Record list:
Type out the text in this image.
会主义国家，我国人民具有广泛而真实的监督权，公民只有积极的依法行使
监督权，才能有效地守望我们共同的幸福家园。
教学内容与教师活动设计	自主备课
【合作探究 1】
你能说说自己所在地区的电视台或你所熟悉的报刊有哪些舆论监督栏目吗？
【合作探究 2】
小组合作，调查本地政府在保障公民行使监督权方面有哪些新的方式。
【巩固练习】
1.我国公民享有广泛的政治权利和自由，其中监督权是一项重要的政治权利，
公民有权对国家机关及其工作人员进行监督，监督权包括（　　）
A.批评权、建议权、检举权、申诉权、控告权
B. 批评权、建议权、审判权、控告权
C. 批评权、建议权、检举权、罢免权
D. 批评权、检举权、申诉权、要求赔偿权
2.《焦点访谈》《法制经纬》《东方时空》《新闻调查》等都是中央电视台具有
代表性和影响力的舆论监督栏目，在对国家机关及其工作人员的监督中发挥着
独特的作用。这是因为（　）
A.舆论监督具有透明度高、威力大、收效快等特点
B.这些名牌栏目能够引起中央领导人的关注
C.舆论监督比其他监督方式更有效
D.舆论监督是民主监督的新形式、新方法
* * *
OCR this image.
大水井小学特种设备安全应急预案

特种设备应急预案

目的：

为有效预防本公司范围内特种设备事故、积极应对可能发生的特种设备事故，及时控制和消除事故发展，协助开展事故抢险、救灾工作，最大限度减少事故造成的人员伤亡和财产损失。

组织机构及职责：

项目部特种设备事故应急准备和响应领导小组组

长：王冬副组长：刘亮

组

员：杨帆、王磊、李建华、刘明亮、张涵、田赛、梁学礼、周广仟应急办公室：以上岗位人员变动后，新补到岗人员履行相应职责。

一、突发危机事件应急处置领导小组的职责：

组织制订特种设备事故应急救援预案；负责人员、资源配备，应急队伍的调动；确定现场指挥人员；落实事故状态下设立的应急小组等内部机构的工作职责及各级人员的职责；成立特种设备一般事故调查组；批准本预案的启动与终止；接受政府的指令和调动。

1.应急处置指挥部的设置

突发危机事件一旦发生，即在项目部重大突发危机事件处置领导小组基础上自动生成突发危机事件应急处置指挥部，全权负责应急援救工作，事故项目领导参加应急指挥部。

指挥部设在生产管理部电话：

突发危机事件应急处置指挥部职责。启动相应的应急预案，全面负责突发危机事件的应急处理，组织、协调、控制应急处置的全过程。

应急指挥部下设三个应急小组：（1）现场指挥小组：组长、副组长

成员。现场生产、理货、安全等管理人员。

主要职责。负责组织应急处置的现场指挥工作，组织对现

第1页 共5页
==
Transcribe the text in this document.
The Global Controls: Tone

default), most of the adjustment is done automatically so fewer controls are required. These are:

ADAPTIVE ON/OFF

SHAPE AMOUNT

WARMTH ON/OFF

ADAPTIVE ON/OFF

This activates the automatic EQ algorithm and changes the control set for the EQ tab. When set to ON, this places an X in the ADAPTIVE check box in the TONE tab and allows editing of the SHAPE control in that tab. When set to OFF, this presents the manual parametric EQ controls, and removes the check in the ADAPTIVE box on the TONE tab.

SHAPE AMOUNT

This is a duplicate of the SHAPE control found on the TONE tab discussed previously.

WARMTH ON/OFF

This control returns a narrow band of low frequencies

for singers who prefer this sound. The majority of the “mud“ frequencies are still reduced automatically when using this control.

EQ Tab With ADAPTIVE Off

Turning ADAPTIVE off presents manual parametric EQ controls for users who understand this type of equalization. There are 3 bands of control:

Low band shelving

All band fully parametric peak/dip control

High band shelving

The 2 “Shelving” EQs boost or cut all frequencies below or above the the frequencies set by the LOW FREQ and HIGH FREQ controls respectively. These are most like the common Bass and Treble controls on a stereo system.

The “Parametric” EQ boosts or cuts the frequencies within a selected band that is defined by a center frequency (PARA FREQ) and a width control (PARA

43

Task details: Pull out every line in the data above that has the word "image".

Solution to the exercise:
Type out the text in this image.
OCR this image.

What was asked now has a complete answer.